Aim ▸
Copy the data precisely, character for character, and leave out every picture.

Start of Records supplied

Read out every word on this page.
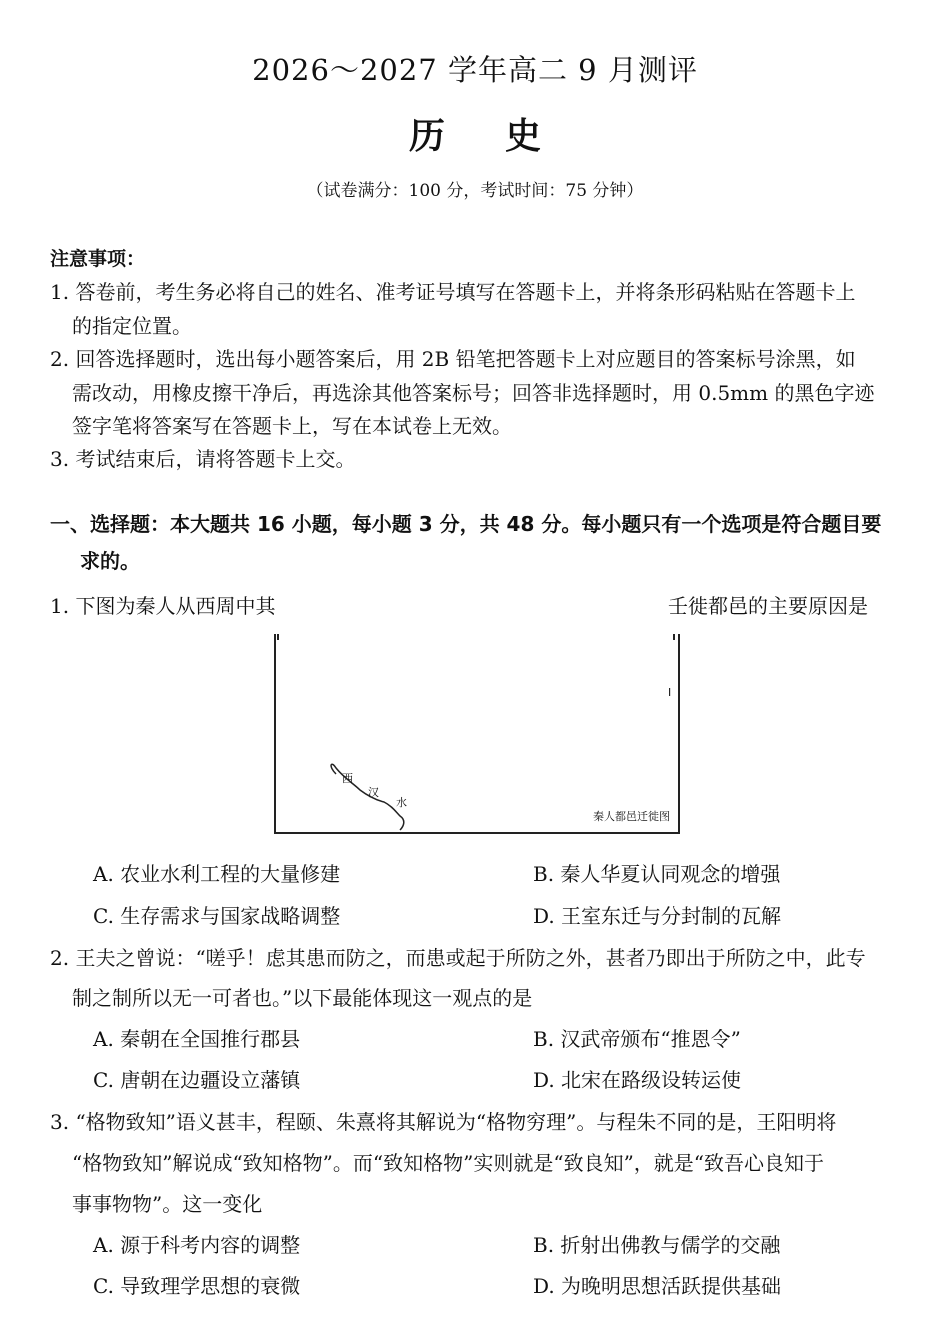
2026～2027 学年高二 9 月测评
历史
（试卷满分：100 分，考试时间：75 分钟）
注意事项：
1. 答卷前，考生务必将自己的姓名、准考证号填写在答题卡上，并将条形码粘贴在答题卡上
的指定位置。
2. 回答选择题时，选出每小题答案后，用 2B 铅笔把答题卡上对应题目的答案标号涂黑，如
需改动，用橡皮擦干净后，再选涂其他答案标号；回答非选择题时，用 0.5mm 的黑色字迹
签字笔将答案写在答题卡上，写在本试卷上无效。
3. 考试结束后，请将答题卡上交。
一、选择题：本大题共 16 小题，每小题 3 分，共 48 分。每小题只有一个选项是符合题目要
求的。
1. 下图为秦人从西周中其	壬徙都邑的主要原因是
西
汉
水
I
秦人都邑迁徙图
A. 农业水利工程的大量修建	B. 秦人华夏认同观念的增强
C. 生存需求与国家战略调整	D. 王室东迁与分封制的瓦解
2. 王夫之曾说：“嗟乎！虑其患而防之，而患或起于所防之外，甚者乃即出于所防之中，此专
制之制所以无一可者也。”以下最能体现这一观点的是
A. 秦朝在全国推行郡县	B. 汉武帝颁布“推恩令”
C. 唐朝在边疆设立藩镇	D. 北宋在路级设转运使
3. “格物致知”语义甚丰，程颐、朱熹将其解说为“格物穷理”。与程朱不同的是，王阳明将
“格物致知”解说成“致知格物”。而“致知格物”实则就是“致良知”，就是“致吾心良知于
事事物物”。这一变化
A. 源于科考内容的调整	B. 折射出佛教与儒学的交融
C. 导致理学思想的衰微	D. 为晚明思想活跃提供基础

End of Records supplied

Solution ▸
Read out every word on this page.
2026～2027 学年高二 9 月测评
历史
（试卷满分：100 分，考试时间：75 分钟）
注意事项：
1. 答卷前，考生务必将自己的姓名、准考证号填写在答题卡上，并将条形码粘贴在答题卡上
的指定位置。
2. 回答选择题时，选出每小题答案后，用 2B 铅笔把答题卡上对应题目的答案标号涂黑，如
需改动，用橡皮擦干净后，再选涂其他答案标号；回答非选择题时，用 0.5mm 的黑色字迹
签字笔将答案写在答题卡上，写在本试卷上无效。
3. 考试结束后，请将答题卡上交。
一、选择题：本大题共 16 小题，每小题 3 分，共 48 分。每小题只有一个选项是符合题目要
求的。
1. 下图为秦人从西周中其	壬徙都邑的主要原因是
西
汉
水
I
秦人都邑迁徙图
A. 农业水利工程的大量修建	B. 秦人华夏认同观念的增强
C. 生存需求与国家战略调整	D. 王室东迁与分封制的瓦解
2. 王夫之曾说：“嗟乎！虑其患而防之，而患或起于所防之外，甚者乃即出于所防之中，此专
制之制所以无一可者也。”以下最能体现这一观点的是
A. 秦朝在全国推行郡县	B. 汉武帝颁布“推恩令”
C. 唐朝在边疆设立藩镇	D. 北宋在路级设转运使
3. “格物致知”语义甚丰，程颐、朱熹将其解说为“格物穷理”。与程朱不同的是，王阳明将
“格物致知”解说成“致知格物”。而“致知格物”实则就是“致良知”，就是“致吾心良知于
事事物物”。这一变化
A. 源于科考内容的调整	B. 折射出佛教与儒学的交融
C. 导致理学思想的衰微	D. 为晚明思想活跃提供基础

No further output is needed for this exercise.